Separate out the lines that hold "allocated".

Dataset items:

****

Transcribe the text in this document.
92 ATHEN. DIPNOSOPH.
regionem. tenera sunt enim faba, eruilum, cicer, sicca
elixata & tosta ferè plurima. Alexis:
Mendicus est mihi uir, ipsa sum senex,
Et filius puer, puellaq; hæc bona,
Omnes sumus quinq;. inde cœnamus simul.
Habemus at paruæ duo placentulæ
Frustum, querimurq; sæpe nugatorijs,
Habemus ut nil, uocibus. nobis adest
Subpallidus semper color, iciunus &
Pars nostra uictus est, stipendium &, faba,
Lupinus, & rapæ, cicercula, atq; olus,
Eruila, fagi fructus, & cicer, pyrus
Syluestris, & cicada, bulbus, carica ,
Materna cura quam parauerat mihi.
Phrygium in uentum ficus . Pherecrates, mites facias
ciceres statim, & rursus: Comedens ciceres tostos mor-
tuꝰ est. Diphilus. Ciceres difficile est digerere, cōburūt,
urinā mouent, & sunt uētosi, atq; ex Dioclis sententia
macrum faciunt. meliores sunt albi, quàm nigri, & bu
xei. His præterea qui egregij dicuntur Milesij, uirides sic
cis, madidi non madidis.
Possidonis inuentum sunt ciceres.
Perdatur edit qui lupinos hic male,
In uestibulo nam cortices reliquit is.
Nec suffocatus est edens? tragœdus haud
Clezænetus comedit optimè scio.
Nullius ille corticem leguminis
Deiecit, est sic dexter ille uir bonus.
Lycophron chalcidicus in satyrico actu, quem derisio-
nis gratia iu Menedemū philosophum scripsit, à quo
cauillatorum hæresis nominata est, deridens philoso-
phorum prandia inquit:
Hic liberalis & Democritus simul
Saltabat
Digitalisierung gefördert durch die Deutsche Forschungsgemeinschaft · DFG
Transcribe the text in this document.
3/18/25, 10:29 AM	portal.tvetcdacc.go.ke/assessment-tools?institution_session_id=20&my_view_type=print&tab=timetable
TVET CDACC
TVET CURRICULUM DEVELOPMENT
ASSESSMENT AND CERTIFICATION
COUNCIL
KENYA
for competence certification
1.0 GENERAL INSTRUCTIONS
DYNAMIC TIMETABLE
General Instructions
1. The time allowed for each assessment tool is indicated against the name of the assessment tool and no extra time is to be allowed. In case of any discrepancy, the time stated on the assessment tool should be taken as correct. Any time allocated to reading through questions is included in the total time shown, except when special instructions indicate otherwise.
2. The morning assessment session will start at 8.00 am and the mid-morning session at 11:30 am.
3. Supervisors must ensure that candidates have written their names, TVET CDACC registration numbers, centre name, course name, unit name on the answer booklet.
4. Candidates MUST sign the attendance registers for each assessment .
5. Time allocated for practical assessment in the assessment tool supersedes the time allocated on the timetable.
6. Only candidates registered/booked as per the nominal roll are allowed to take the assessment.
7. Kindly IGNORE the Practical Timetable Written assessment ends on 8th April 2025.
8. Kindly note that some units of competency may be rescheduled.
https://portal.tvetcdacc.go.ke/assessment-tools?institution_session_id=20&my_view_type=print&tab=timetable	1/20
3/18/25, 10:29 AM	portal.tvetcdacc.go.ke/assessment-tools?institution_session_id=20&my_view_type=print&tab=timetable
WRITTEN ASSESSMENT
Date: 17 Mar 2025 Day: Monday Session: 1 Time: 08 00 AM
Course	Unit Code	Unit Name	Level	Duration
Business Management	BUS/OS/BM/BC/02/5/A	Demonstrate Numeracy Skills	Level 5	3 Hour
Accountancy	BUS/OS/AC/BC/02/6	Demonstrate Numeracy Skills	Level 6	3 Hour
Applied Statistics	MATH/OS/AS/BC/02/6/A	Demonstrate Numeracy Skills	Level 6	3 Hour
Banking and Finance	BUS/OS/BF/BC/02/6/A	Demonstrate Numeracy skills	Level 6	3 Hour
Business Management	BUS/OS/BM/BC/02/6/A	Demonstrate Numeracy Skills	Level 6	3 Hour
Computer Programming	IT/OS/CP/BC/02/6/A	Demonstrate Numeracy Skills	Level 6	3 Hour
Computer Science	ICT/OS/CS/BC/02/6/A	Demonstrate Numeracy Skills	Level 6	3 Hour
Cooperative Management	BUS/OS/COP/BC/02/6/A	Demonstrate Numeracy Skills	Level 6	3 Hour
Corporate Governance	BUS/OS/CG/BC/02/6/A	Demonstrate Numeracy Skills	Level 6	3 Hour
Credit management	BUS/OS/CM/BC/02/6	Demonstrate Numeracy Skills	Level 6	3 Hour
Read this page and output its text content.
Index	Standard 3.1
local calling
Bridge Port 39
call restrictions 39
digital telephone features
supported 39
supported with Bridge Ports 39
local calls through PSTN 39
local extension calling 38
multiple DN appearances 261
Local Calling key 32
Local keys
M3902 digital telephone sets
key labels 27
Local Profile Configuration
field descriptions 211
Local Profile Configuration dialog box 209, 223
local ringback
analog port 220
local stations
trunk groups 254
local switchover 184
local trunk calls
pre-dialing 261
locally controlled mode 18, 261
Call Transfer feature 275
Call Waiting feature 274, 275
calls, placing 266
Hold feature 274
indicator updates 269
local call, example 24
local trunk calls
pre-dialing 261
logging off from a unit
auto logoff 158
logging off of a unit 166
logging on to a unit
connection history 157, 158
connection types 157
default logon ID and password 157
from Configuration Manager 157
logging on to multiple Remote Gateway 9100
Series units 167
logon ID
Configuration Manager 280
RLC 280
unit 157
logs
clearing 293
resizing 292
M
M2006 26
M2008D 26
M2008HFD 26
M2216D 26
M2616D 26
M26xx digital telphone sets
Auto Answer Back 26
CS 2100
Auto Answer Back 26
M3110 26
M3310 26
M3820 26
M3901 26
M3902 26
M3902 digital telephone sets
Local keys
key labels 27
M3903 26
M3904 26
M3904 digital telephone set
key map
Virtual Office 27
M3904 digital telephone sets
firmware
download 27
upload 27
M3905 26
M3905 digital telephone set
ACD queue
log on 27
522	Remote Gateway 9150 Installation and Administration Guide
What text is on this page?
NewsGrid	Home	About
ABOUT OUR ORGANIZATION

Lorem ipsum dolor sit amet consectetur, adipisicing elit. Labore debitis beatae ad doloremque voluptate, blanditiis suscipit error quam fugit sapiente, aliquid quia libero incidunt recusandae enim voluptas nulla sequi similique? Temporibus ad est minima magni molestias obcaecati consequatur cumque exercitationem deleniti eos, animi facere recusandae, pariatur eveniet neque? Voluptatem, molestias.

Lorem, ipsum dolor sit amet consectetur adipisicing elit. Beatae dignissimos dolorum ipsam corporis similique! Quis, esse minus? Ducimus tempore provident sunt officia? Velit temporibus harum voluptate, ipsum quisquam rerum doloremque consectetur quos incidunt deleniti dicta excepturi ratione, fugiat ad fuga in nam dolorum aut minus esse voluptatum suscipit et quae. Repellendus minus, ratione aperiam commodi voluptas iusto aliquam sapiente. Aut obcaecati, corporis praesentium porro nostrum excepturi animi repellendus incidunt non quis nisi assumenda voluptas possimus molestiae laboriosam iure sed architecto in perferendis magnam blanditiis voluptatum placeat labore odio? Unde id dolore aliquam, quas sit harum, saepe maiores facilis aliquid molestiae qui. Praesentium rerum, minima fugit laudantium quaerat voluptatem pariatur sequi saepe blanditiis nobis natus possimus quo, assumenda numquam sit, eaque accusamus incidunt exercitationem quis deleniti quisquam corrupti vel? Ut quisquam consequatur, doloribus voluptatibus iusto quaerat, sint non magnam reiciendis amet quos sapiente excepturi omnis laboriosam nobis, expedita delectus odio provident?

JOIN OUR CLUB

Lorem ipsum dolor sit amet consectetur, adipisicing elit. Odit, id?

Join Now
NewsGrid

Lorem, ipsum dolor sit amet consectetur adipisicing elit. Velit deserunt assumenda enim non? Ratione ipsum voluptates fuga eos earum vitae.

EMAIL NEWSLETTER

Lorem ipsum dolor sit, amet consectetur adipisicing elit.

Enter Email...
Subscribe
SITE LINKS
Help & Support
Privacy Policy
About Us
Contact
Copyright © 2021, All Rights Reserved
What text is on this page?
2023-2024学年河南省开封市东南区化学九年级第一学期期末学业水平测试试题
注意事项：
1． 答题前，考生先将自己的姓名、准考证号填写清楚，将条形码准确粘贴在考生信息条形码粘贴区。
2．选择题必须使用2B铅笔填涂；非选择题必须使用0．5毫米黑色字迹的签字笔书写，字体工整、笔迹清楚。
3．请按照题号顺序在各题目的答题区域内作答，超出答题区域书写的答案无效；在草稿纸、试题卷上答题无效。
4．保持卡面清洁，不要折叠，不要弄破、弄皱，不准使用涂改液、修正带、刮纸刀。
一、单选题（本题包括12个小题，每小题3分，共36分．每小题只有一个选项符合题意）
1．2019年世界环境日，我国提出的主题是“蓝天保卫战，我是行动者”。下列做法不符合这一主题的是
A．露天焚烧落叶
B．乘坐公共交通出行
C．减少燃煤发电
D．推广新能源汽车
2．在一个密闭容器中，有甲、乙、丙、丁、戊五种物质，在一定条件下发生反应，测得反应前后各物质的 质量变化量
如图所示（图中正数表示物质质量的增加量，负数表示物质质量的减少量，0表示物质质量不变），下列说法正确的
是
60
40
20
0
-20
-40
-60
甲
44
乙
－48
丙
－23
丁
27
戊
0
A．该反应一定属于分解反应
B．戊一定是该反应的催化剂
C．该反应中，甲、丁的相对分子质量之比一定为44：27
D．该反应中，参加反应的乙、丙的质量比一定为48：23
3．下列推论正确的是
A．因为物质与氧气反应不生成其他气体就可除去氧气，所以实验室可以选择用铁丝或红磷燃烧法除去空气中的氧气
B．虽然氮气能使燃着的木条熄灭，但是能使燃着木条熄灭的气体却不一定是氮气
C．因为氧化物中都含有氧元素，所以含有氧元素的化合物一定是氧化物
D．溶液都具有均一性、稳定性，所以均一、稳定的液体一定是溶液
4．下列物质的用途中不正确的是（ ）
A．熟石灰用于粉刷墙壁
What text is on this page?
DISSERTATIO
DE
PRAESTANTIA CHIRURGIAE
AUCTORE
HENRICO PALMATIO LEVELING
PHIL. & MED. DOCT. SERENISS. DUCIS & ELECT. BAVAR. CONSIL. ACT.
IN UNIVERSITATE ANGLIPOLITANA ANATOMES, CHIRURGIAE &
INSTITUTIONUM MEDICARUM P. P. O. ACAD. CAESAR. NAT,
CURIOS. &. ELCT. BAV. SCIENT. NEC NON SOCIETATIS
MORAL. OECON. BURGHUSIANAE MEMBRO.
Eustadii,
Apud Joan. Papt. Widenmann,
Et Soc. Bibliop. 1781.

****

[OUTPUT]
1. The time allowed for each assessment tool is indicated against the name of the assessment tool and no extra time is to be allowed. In case of any discrepancy, the time stated on the assessment tool should be taken as correct. Any time allocated to reading through questions is included in the total time shown, except when special instructions indicate otherwise.
5. Time allocated for practical assessment in the assessment tool supersedes the time allocated on the timetable.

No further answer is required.